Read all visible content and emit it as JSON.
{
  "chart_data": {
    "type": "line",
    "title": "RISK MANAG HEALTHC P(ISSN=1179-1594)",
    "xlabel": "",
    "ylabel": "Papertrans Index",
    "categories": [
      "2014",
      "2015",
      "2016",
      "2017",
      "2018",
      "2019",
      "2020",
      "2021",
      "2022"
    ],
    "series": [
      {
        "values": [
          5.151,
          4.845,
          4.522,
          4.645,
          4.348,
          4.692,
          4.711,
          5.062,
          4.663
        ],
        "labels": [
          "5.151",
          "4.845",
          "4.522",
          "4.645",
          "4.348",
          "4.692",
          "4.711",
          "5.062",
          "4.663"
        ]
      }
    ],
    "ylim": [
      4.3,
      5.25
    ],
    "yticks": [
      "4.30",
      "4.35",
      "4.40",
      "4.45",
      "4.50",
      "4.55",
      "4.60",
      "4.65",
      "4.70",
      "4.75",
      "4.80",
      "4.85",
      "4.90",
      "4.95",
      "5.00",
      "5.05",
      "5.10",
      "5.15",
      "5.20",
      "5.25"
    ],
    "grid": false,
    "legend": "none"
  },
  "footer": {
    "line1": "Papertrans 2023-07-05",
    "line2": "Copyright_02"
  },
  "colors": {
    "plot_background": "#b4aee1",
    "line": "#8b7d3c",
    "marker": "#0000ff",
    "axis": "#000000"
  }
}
= = = = = = =
Every entry needs to be retyped exactly.

Read all visible content and emit it as JSON.
{
  "chart_data": {
    "type": "line",
    "title": "RISK MANAG HEALTHC P(ISSN=1179-1594)",
    "xlabel": "",
    "ylabel": "Papertrans Index",
    "categories": [
      "2014",
      "2015",
      "2016",
      "2017",
      "2018",
      "2019",
      "2020",
      "2021",
      "2022"
    ],
    "series": [
      {
        "values": [
          5.151,
          4.845,
          4.522,
          4.645,
          4.348,
          4.692,
          4.711,
          5.062,
          4.663
        ],
        "labels": [
          "5.151",
          "4.845",
          "4.522",
          "4.645",
          "4.348",
          "4.692",
          "4.711",
          "5.062",
          "4.663"
        ]
      }
    ],
    "ylim": [
      4.3,
      5.25
    ],
    "yticks": [
      "4.30",
      "4.35",
      "4.40",
      "4.45",
      "4.50",
      "4.55",
      "4.60",
      "4.65",
      "4.70",
      "4.75",
      "4.80",
      "4.85",
      "4.90",
      "4.95",
      "5.00",
      "5.05",
      "5.10",
      "5.15",
      "5.20",
      "5.25"
    ],
    "grid": false,
    "legend": "none"
  },
  "footer": {
    "line1": "Papertrans 2023-07-05",
    "line2": "Copyright_02"
  },
  "colors": {
    "plot_background": "#b4aee1",
    "line": "#8b7d3c",
    "marker": "#0000ff",
    "axis": "#000000"
  }
}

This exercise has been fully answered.